:: Instructions to follow ::
In the entries below, count the lines holding "limit". Reply with the number only.

_ _ _ _ _ _ _

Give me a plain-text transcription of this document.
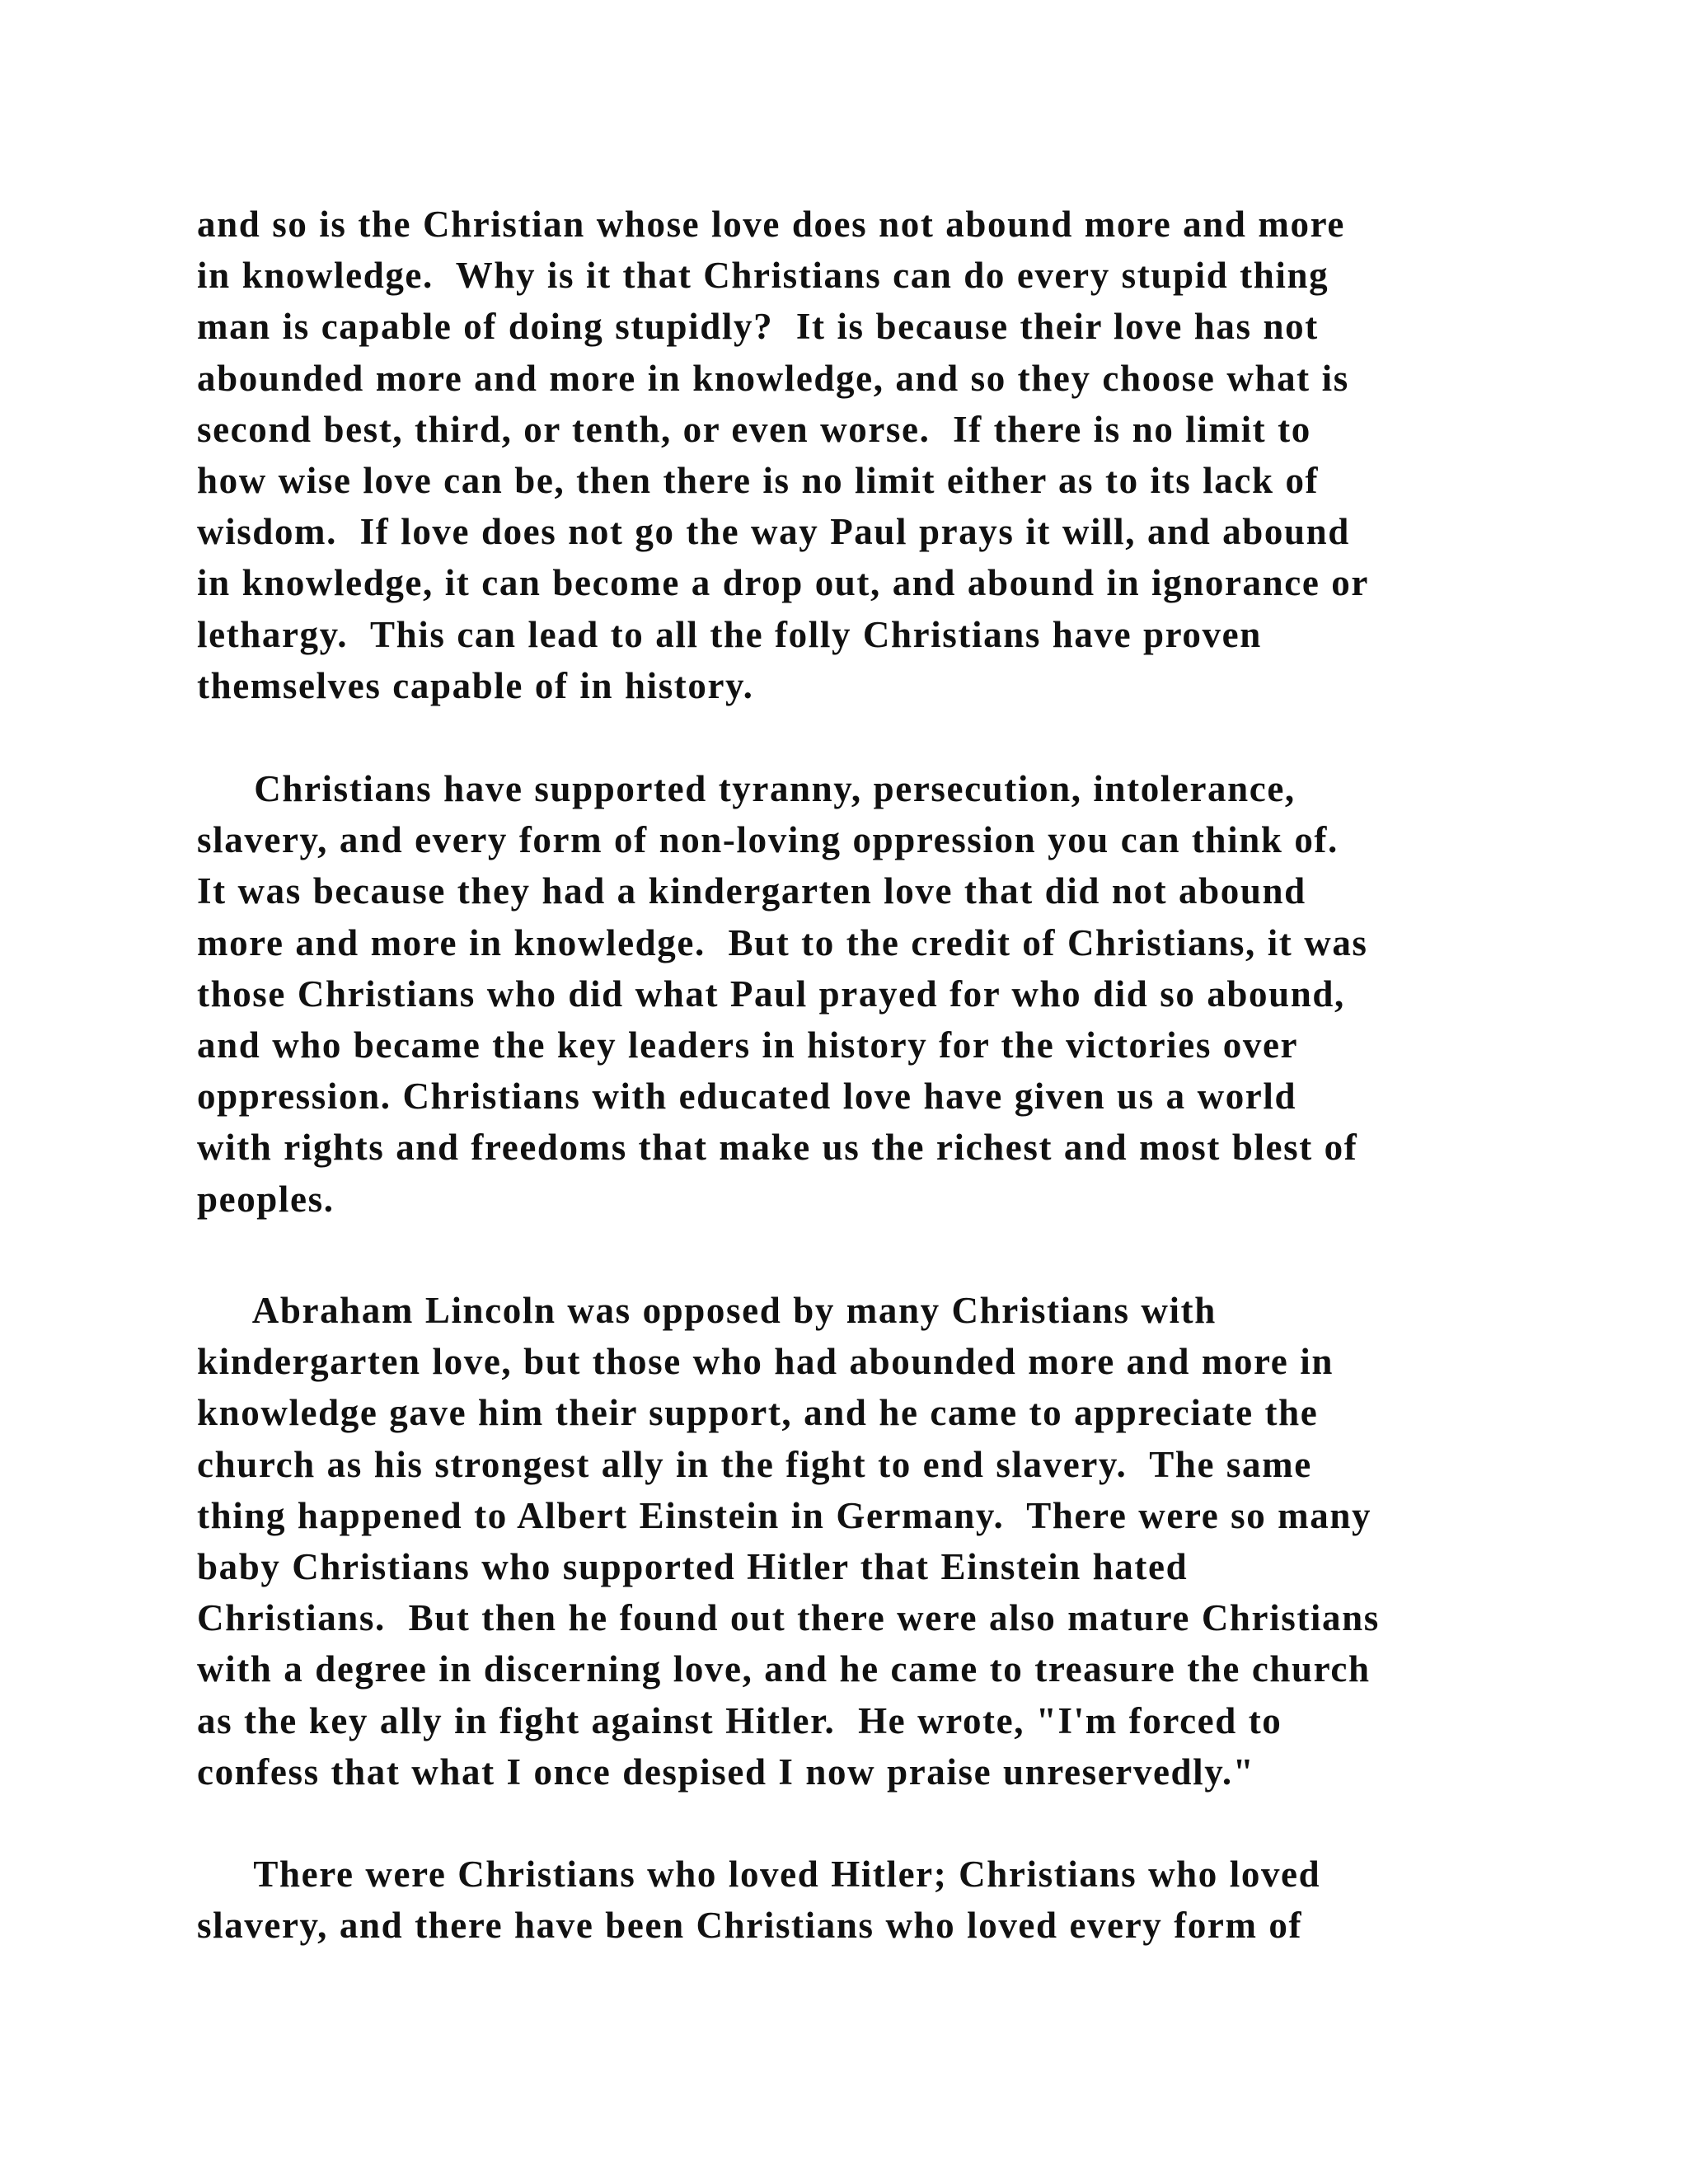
and so is the Christian whose love does not abound more and more
in knowledge.  Why is it that Christians can do every stupid thing
man is capable of doing stupidly?  It is because their love has not
abounded more and more in knowledge, and so they choose what is
second best, third, or tenth, or even worse.  If there is no limit to
how wise love can be, then there is no limit either as to its lack of
wisdom.  If love does not go the way Paul prays it will, and abound
in knowledge, it can become a drop out, and abound in ignorance or
lethargy.  This can lead to all the folly Christians have proven
themselves capable of in history.
Christians have supported tyranny, persecution, intolerance,
slavery, and every form of non-loving oppression you can think of.
It was because they had a kindergarten love that did not abound
more and more in knowledge.  But to the credit of Christians, it was
those Christians who did what Paul prayed for who did so abound,
and who became the key leaders in history for the victories over
oppression. Christians with educated love have given us a world
with rights and freedoms that make us the richest and most blest of
peoples.
Abraham Lincoln was opposed by many Christians with
kindergarten love, but those who had abounded more and more in
knowledge gave him their support, and he came to appreciate the
church as his strongest ally in the fight to end slavery.  The same
thing happened to Albert Einstein in Germany.  There were so many
baby Christians who supported Hitler that Einstein hated
Christians.  But then he found out there were also mature Christians
with a degree in discerning love, and he came to treasure the church
as the key ally in fight against Hitler.  He wrote, "I'm forced to
confess that what I once despised I now praise unreservedly."
There were Christians who loved Hitler; Christians who loved
slavery, and there have been Christians who loved every form of
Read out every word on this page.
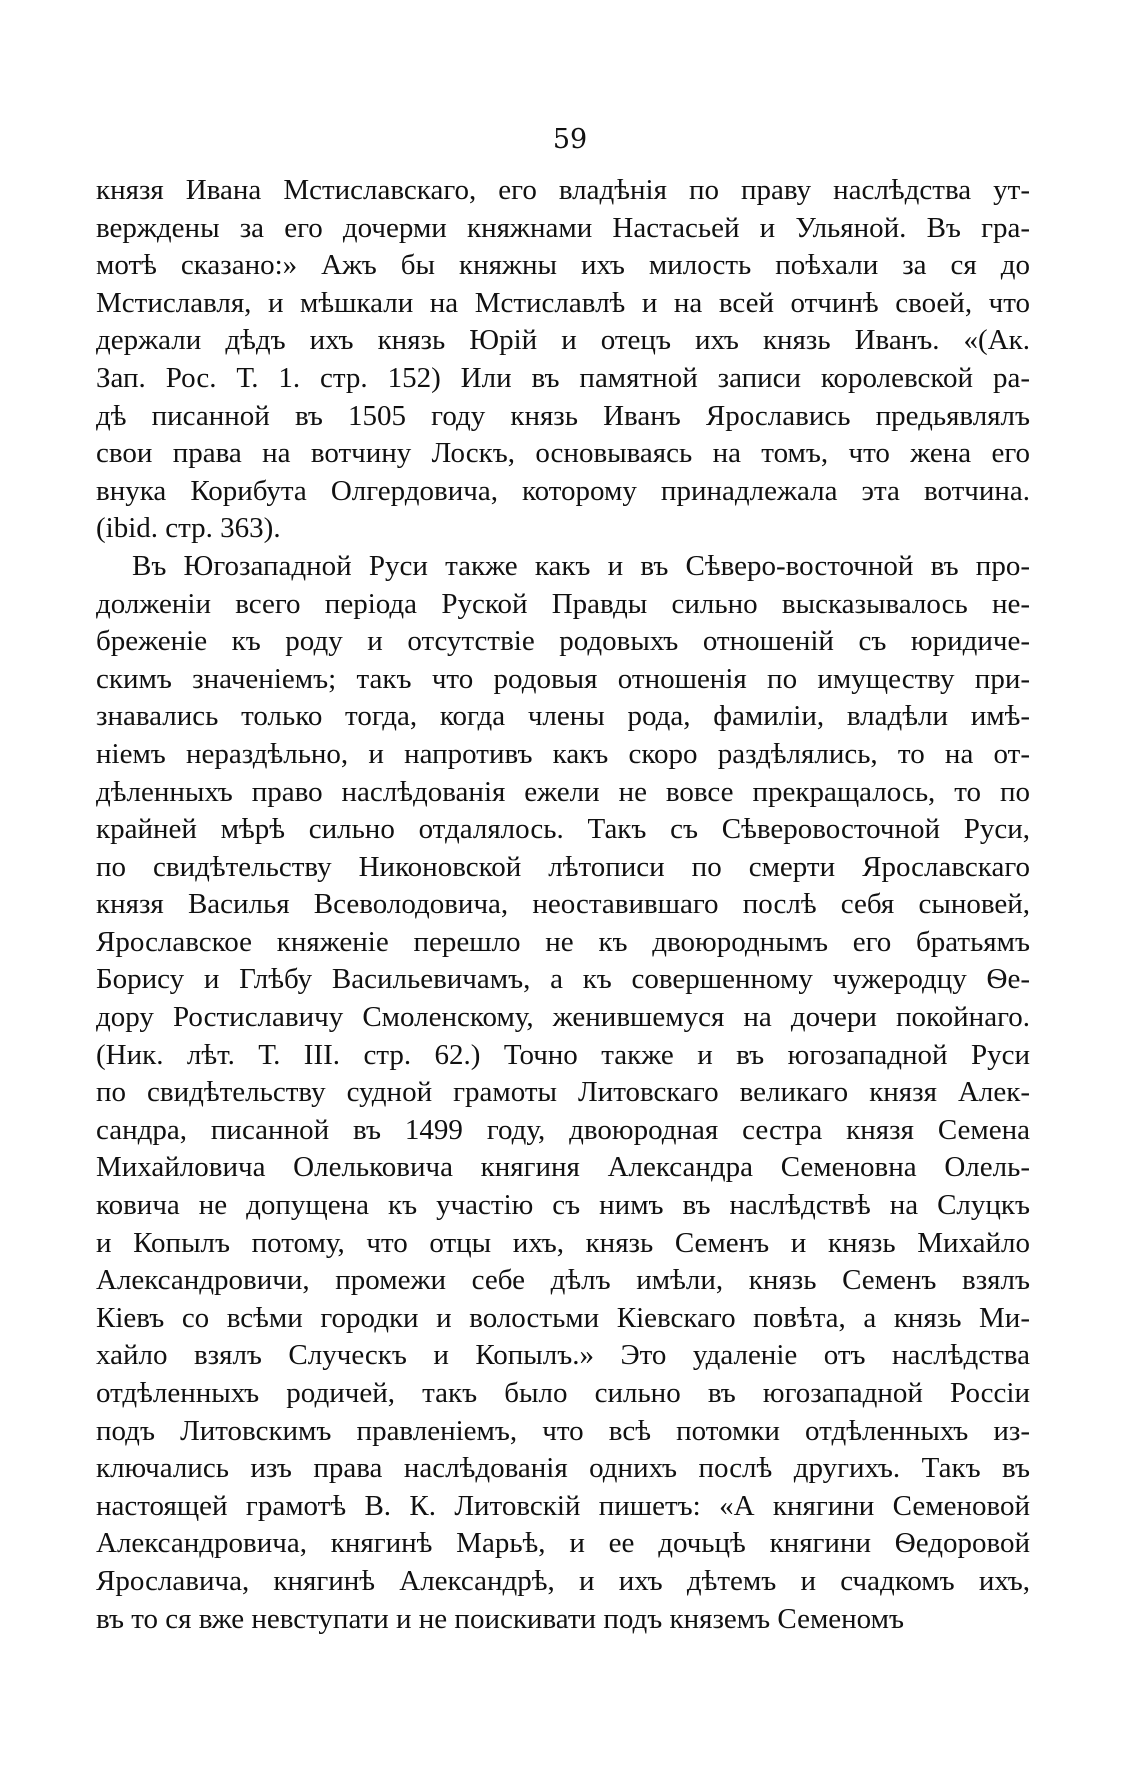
59
князя Ивана Мстиславскаго, его владѣнія по праву наслѣдства ут-
верждены за его дочерми княжнами Настасьей и Ульяной. Въ гра-
мотѣ сказано:» Ажъ бы княжны ихъ милость поѣхали за ся до
Мстиславля, и мѣшкали на Мстиславлѣ и на всей отчинѣ своей, что
держали дѣдъ ихъ князь Юрій и отецъ ихъ князь Иванъ. «(Ак.
Зап. Рос. Т. 1. стр. 152) Или въ памятной записи королевской ра-
дѣ писанной въ 1505 году князь Иванъ Ярославись предьявлялъ
свои права на вотчину Лоскъ, основываясь на томъ, что жена его
внука Корибута Олгердовича, которому принадлежала эта вотчина.
(ibid. стр. 363).
Въ Югозападной Руси также какъ и въ Сѣверо-восточной въ про-
долженіи всего періода Руской Правды сильно высказывалось не-
бреженіе къ роду и отсутствіе родовыхъ отношеній съ юридиче-
скимъ значеніемъ; такъ что родовыя отношенія по имуществу при-
знавались только тогда, когда члены рода, фамиліи, владѣли имѣ-
ніемъ нераздѣльно, и напротивъ какъ скоро раздѣлялись, то на от-
дѣленныхъ право наслѣдованія ежели не вовсе прекращалось, то по
крайней мѣрѣ сильно отдалялось. Такъ съ Сѣверовосточной Руси,
по свидѣтельству Никоновской лѣтописи по смерти Ярославскаго
князя Василья Всеволодовича, неоставившаго послѣ себя сыновей,
Ярославское княженіе перешло не къ двоюроднымъ его братьямъ
Борису и Глѣбу Васильевичамъ, а къ совершенному чужеродцу Ѳе-
дору Ростиславичу Смоленскому, женившемуся на дочери покойнаго.
(Ник. лѣт. Т. III. стр. 62.) Точно также и въ югозападной Руси
по свидѣтельству судной грамоты Литовскаго великаго князя Алек-
сандра, писанной въ 1499 году, двоюродная сестра князя Семена
Михайловича Олельковича княгиня Александра Семеновна Олель-
ковича не допущена къ участію съ нимъ въ наслѣдствѣ на Слуцкъ
и Копылъ потому, что отцы ихъ, князь Семенъ и князь Михайло
Александровичи, промежи себе дѣлъ имѣли, князь Семенъ взялъ
Кіевъ со всѣми городки и волостьми Кіевскаго повѣта, а князь Ми-
хайло взялъ Случескъ и Копылъ.» Это удаленіе отъ наслѣдства
отдѣленныхъ родичей, такъ было сильно въ югозападной Россіи
подъ Литовскимъ правленіемъ, что всѣ потомки отдѣленныхъ из-
ключались изъ права наслѣдованія однихъ послѣ другихъ. Такъ въ
настоящей грамотѣ В. К. Литовскій пишетъ: «А княгини Семеновой
Александровича, княгинѣ Марьѣ, и ее дочьцѣ княгини Ѳедоровой
Ярославича, княгинѣ Александрѣ, и ихъ дѣтемъ и счадкомъ ихъ,
въ то ся вже невступати и не поискивати подъ княземъ Семеномъ
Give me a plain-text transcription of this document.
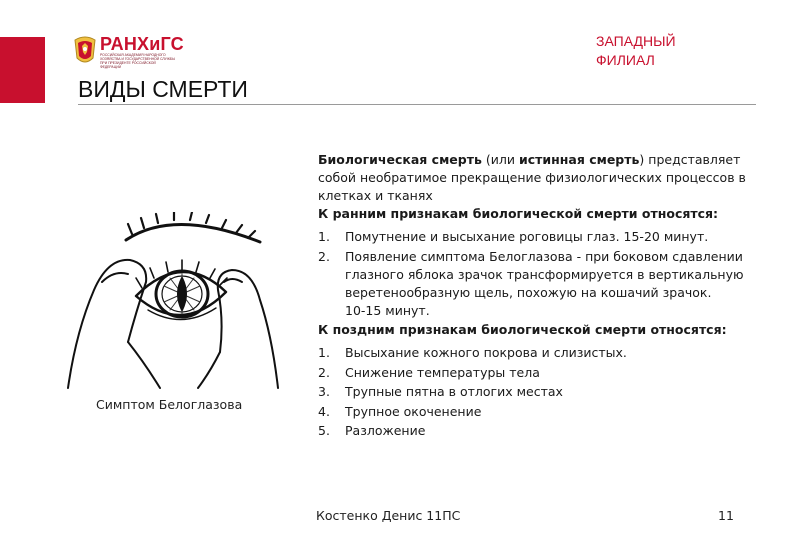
РАНХиГС
РОССИЙСКАЯ АКАДЕМИЯ НАРОДНОГО ХОЗЯЙСТВА И ГОСУДАРСТВЕННОЙ СЛУЖБЫ ПРИ ПРЕЗИДЕНТЕ РОССИЙСКОЙ ФЕДЕРАЦИИ
ЗАПАДНЫЙ ФИЛИАЛ
ВИДЫ СМЕРТИ
Симптом Белоглазова

Биологическая смерть (или истинная смерть) представляет собой необратимое прекращение физиологических процессов в клетках и тканях

К ранним признакам биологической смерти относятся:

1. Помутнение и высыхание роговицы глаз. 15-20 минут.
2. Появление симптома Белоглазова - при боковом сдавлении глазного яблока зрачок трансформируется в вертикальную веретенообразную щель, похожую на кошачий зрачок.
10-15 минут.

К поздним признакам биологической смерти относятся:

1. Высыхание кожного покрова и слизистых.
2. Снижение температуры тела
3. Трупные пятна в отлогих местах
4. Трупное окоченение
5. Разложение
Костенко Денис 11ПС	11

_ _ _ _ _ _ _

:: Task answer ::
2